> SOURCE EXTRACT
(begin)

Why Android Upgrades Take So Long
adeelarshad82 writes "Last month Google released the Android 4.0 'Ice Cream Sandwich' code base to the general public and manufacturers but it may be a while yet before it's actually rolled out to existing phones. In an attempt to explain why it takes so long, Motorola and Sony Ericsson shed some light on the process. Motorola described the long testing process involved in getting the new code out there, whereas Sony focused on explaining the time-consuming certification process."
So, this long and rigorous testing process is why smartphones are known for their rock-solid stability, seamless integration between hardware and software, and general lack of baffling fail, right?
OEMS: I takes time to integrate our own buggy, irremovable software into the kernel.
Summation 2
That's why!
"Operators then may want to customize the software, and the OS must be localized for the market and language."
I think that is where the bulk of the time is spent.

(end)

> SOURCE MATERIAL
(begin)

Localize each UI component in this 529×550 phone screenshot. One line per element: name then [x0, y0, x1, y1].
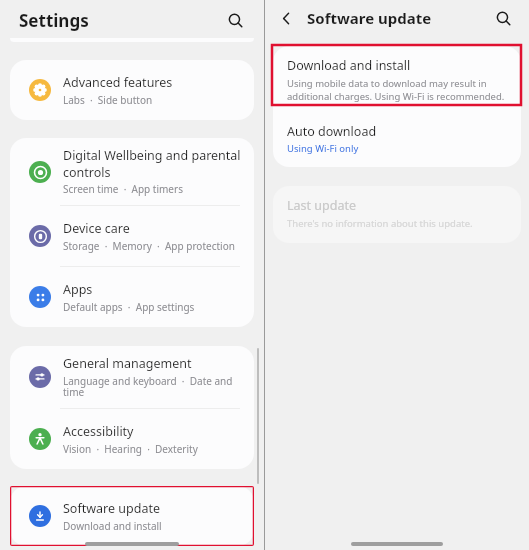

(end)

> JOB 1
Answer these questions from the Android upgrade discussion:
(a) Which Android release did Google make public last month?
(b) What part of the process did Sony Ericsson focus on explaining?
(c) In the quoted sentence about operators, what must the OS be localized for?
> JOB 2
Write the next part of the Android upgrade discussion, picking up after its final comment.
The material has no connection to the text about Android upgrades.

> RESULT 1
(a) Android 4.0 "Ice Cream Sandwich"
(b) The time-consuming certification process
(c) The market and language

> RESULT 2
Is it because the handset manufacturers don't make any money from the software and are probably more interested in selling you a new phone? After a year or so of support, they've generally shown almost no interest in pushing out additional upgrades as they probably don't even sell that particular model of phone any longer. Unless it's a Nexus phone, or a particularly popular model, support is pretty sketchy. There are a lot of promises to update phones to ICS, but I won't be surprised when a lot of those plans get canceled or delayed indefinitely.
Wading through the code and carrier requirements certainly tacks on some additional time, but considering that these companies don't have much incentive outside of brand loyalty, which may not even exist to any serious extent, to update their old hardware, I don't think that they try too terribly hard to get it done in a timely fashion.
(16GB to compile ICS? jesus fuck why?)
16GB recommended, not required, and it's because they're using memory-intensive optimization flags set.
It compiles. What more do you want?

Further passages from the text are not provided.